Rows from a dataset
▬▬▬▬▬▬

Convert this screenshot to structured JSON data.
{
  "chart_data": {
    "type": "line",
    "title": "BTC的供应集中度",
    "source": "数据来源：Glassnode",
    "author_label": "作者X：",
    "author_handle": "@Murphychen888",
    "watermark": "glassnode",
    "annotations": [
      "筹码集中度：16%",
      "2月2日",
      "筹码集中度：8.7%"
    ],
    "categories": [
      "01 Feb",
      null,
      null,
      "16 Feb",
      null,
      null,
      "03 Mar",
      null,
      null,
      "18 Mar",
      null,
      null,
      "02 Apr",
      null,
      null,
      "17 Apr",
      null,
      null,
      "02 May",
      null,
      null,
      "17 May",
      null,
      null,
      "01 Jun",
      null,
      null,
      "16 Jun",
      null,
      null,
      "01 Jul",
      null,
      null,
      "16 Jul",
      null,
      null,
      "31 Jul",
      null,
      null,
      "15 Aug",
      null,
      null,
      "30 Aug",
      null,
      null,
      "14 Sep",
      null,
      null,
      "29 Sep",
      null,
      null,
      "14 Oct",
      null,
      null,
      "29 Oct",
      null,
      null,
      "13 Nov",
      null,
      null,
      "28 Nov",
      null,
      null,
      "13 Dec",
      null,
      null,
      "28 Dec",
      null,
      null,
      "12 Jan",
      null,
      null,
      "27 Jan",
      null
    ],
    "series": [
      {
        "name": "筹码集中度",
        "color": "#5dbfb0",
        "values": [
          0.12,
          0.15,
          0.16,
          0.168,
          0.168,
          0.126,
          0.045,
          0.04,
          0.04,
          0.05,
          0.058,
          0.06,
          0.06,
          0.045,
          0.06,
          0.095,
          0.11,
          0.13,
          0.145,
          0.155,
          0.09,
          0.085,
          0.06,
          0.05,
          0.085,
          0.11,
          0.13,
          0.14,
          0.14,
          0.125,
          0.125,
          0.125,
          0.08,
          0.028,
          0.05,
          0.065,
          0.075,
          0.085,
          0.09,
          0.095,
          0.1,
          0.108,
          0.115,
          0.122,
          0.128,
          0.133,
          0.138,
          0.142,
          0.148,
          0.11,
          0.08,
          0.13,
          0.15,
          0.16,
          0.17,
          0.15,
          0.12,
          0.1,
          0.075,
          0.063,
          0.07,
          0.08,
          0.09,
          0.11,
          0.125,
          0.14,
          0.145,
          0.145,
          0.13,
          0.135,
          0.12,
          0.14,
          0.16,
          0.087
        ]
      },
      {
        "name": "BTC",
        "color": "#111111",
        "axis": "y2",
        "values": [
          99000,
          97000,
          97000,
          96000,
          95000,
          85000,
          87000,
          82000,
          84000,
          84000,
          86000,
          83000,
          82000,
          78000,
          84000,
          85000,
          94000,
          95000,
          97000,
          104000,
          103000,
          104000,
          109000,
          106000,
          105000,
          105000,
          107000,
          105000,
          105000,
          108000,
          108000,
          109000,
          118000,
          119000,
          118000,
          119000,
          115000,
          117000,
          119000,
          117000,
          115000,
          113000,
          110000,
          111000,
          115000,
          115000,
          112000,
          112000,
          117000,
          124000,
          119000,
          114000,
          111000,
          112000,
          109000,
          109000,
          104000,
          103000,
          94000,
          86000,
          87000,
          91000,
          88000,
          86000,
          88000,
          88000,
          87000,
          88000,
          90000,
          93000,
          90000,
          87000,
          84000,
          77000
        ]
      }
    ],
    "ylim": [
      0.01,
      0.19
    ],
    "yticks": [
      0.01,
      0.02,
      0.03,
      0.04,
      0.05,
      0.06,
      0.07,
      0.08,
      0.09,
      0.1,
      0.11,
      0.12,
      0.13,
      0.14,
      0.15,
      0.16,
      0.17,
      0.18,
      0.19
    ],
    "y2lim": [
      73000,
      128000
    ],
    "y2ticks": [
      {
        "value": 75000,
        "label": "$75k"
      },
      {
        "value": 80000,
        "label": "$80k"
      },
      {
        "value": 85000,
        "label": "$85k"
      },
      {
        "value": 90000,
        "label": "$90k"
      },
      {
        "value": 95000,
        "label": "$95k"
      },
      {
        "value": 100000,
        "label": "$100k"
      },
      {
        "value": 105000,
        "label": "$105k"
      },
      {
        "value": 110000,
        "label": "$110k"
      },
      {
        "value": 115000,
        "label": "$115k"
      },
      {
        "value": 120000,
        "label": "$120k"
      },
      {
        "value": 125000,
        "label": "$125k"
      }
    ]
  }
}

▬▬▬▬▬▬

▸ WHAT THIS TASK INVOLVES
Repeat the records above exactly as they appear.

▸ WRITTEN ANSWER
Convert this screenshot to structured JSON data.
{
  "chart_data": {
    "type": "line",
    "title": "BTC的供应集中度",
    "source": "数据来源：Glassnode",
    "author_label": "作者X：",
    "author_handle": "@Murphychen888",
    "watermark": "glassnode",
    "annotations": [
      "筹码集中度：16%",
      "2月2日",
      "筹码集中度：8.7%"
    ],
    "categories": [
      "01 Feb",
      null,
      null,
      "16 Feb",
      null,
      null,
      "03 Mar",
      null,
      null,
      "18 Mar",
      null,
      null,
      "02 Apr",
      null,
      null,
      "17 Apr",
      null,
      null,
      "02 May",
      null,
      null,
      "17 May",
      null,
      null,
      "01 Jun",
      null,
      null,
      "16 Jun",
      null,
      null,
      "01 Jul",
      null,
      null,
      "16 Jul",
      null,
      null,
      "31 Jul",
      null,
      null,
      "15 Aug",
      null,
      null,
      "30 Aug",
      null,
      null,
      "14 Sep",
      null,
      null,
      "29 Sep",
      null,
      null,
      "14 Oct",
      null,
      null,
      "29 Oct",
      null,
      null,
      "13 Nov",
      null,
      null,
      "28 Nov",
      null,
      null,
      "13 Dec",
      null,
      null,
      "28 Dec",
      null,
      null,
      "12 Jan",
      null,
      null,
      "27 Jan",
      null
    ],
    "series": [
      {
        "name": "筹码集中度",
        "color": "#5dbfb0",
        "values": [
          0.12,
          0.15,
          0.16,
          0.168,
          0.168,
          0.126,
          0.045,
          0.04,
          0.04,
          0.05,
          0.058,
          0.06,
          0.06,
          0.045,
          0.06,
          0.095,
          0.11,
          0.13,
          0.145,
          0.155,
          0.09,
          0.085,
          0.06,
          0.05,
          0.085,
          0.11,
          0.13,
          0.14,
          0.14,
          0.125,
          0.125,
          0.125,
          0.08,
          0.028,
          0.05,
          0.065,
          0.075,
          0.085,
          0.09,
          0.095,
          0.1,
          0.108,
          0.115,
          0.122,
          0.128,
          0.133,
          0.138,
          0.142,
          0.148,
          0.11,
          0.08,
          0.13,
          0.15,
          0.16,
          0.17,
          0.15,
          0.12,
          0.1,
          0.075,
          0.063,
          0.07,
          0.08,
          0.09,
          0.11,
          0.125,
          0.14,
          0.145,
          0.145,
          0.13,
          0.135,
          0.12,
          0.14,
          0.16,
          0.087
        ]
      },
      {
        "name": "BTC",
        "color": "#111111",
        "axis": "y2",
        "values": [
          99000,
          97000,
          97000,
          96000,
          95000,
          85000,
          87000,
          82000,
          84000,
          84000,
          86000,
          83000,
          82000,
          78000,
          84000,
          85000,
          94000,
          95000,
          97000,
          104000,
          103000,
          104000,
          109000,
          106000,
          105000,
          105000,
          107000,
          105000,
          105000,
          108000,
          108000,
          109000,
          118000,
          119000,
          118000,
          119000,
          115000,
          117000,
          119000,
          117000,
          115000,
          113000,
          110000,
          111000,
          115000,
          115000,
          112000,
          112000,
          117000,
          124000,
          119000,
          114000,
          111000,
          112000,
          109000,
          109000,
          104000,
          103000,
          94000,
          86000,
          87000,
          91000,
          88000,
          86000,
          88000,
          88000,
          87000,
          88000,
          90000,
          93000,
          90000,
          87000,
          84000,
          77000
        ]
      }
    ],
    "ylim": [
      0.01,
      0.19
    ],
    "yticks": [
      0.01,
      0.02,
      0.03,
      0.04,
      0.05,
      0.06,
      0.07,
      0.08,
      0.09,
      0.1,
      0.11,
      0.12,
      0.13,
      0.14,
      0.15,
      0.16,
      0.17,
      0.18,
      0.19
    ],
    "y2lim": [
      73000,
      128000
    ],
    "y2ticks": [
      {
        "value": 75000,
        "label": "$75k"
      },
      {
        "value": 80000,
        "label": "$80k"
      },
      {
        "value": 85000,
        "label": "$85k"
      },
      {
        "value": 90000,
        "label": "$90k"
      },
      {
        "value": 95000,
        "label": "$95k"
      },
      {
        "value": 100000,
        "label": "$100k"
      },
      {
        "value": 105000,
        "label": "$105k"
      },
      {
        "value": 110000,
        "label": "$110k"
      },
      {
        "value": 115000,
        "label": "$115k"
      },
      {
        "value": 120000,
        "label": "$120k"
      },
      {
        "value": 125000,
        "label": "$125k"
      }
    ]
  }
}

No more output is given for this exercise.